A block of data
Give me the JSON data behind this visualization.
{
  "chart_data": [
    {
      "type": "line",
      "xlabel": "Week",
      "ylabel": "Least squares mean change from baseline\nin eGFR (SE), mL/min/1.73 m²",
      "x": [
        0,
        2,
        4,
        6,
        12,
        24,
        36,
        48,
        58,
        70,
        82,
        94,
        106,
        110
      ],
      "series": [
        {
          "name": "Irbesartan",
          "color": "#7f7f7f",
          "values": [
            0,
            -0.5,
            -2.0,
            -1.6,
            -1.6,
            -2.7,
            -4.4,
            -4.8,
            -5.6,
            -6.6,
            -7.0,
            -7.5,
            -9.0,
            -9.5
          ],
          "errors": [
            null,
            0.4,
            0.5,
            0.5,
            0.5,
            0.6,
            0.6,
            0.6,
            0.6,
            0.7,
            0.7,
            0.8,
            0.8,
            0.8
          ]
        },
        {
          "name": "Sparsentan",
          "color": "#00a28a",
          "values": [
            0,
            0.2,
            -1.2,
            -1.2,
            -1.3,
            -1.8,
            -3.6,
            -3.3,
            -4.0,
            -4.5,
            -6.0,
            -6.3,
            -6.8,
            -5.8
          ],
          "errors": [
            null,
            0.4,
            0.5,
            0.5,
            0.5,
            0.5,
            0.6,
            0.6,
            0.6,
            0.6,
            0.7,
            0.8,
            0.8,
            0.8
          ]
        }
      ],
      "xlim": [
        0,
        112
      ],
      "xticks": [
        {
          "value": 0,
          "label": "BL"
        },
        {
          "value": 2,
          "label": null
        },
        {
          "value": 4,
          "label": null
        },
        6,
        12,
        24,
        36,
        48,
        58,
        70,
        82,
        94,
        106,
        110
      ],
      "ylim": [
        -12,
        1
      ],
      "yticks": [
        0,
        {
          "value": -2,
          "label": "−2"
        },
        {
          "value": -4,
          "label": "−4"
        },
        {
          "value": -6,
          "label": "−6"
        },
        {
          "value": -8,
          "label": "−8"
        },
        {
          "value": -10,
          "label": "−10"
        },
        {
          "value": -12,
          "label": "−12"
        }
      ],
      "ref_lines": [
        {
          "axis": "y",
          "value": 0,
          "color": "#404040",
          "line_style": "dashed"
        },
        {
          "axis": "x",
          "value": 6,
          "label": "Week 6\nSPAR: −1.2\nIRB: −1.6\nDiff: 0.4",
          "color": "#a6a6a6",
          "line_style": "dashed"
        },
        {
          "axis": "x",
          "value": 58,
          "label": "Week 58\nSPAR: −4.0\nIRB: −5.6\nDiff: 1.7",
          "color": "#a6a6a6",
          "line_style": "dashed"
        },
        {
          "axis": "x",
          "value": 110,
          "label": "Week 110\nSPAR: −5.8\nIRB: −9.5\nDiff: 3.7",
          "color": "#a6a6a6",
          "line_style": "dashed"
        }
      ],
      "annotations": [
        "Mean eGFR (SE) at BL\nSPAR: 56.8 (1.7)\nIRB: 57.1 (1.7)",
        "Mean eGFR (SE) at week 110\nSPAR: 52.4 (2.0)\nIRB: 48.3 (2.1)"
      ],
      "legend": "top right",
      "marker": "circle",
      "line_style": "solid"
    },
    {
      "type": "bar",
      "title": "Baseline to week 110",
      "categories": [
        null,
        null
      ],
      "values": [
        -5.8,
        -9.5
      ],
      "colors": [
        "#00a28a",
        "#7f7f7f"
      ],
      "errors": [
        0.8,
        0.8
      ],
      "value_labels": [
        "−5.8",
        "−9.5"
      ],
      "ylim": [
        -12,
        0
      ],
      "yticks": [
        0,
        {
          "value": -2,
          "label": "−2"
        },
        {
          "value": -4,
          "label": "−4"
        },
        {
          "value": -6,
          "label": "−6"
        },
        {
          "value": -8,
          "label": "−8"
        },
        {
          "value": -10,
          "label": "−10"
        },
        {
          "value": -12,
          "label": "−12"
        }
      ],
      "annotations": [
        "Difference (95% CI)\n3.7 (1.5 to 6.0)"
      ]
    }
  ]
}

■ What you should do ■
Within the listing above, copy each line that has the string "nDiff".

■ Response ■
          "label": "Week 6\nSPAR: −1.2\nIRB: −1.6\nDiff: 0.4",
          "label": "Week 58\nSPAR: −4.0\nIRB: −5.6\nDiff: 1.7",
          "label": "Week 110\nSPAR: −5.8\nIRB: −9.5\nDiff: 3.7",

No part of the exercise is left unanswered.